WHAT YOU NEED TO DO: Whenever a line in the data holds the string "from", copy that line.
══════════
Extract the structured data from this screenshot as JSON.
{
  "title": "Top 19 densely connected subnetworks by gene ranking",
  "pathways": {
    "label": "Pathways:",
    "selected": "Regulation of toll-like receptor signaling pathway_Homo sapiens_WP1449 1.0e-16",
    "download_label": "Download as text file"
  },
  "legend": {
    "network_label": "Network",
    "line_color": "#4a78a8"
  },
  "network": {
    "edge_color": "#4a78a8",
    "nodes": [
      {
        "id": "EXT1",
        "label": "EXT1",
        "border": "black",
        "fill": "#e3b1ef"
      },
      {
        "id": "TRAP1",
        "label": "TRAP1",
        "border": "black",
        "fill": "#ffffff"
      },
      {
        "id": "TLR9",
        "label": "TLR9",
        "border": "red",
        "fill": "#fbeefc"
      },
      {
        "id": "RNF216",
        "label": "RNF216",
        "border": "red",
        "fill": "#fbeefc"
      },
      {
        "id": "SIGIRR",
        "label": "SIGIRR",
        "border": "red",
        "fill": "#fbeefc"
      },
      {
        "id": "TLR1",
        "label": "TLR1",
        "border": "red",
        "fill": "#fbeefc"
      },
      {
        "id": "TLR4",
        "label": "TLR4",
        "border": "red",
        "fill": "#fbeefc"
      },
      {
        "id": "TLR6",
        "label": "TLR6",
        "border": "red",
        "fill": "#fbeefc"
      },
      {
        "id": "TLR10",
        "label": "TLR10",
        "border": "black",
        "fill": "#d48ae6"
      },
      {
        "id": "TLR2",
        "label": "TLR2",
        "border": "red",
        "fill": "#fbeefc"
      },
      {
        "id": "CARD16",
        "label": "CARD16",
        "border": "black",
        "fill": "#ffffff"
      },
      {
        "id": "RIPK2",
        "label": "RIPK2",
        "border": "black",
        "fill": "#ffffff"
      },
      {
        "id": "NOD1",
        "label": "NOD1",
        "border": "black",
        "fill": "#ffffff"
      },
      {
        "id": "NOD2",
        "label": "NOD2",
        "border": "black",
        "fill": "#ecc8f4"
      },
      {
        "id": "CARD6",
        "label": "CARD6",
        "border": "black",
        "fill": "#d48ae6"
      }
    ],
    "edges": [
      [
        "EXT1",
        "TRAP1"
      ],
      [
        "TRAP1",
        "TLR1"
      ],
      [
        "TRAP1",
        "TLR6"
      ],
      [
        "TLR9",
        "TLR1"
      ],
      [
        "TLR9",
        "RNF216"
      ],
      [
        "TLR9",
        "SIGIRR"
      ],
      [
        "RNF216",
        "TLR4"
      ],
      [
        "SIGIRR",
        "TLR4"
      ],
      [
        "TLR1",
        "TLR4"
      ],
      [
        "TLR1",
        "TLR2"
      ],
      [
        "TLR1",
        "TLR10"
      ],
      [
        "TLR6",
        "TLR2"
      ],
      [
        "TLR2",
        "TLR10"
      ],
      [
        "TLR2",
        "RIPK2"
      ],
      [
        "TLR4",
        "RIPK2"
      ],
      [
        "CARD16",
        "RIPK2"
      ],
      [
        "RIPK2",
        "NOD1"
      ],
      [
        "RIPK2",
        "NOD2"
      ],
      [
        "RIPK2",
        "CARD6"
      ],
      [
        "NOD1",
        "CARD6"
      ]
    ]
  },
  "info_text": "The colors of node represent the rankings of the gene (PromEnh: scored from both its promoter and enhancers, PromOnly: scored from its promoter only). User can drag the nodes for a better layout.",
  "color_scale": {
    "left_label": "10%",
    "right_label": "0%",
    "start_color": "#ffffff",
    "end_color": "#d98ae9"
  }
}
══════════
ANSWER BOX:
Extract the structured data from this screenshot as JSON.
  "info_text": "The colors of node represent the rankings of the gene (PromEnh: scored from both its promoter and enhancers, PromOnly: scored from its promoter only). User can drag the nodes for a better layout.",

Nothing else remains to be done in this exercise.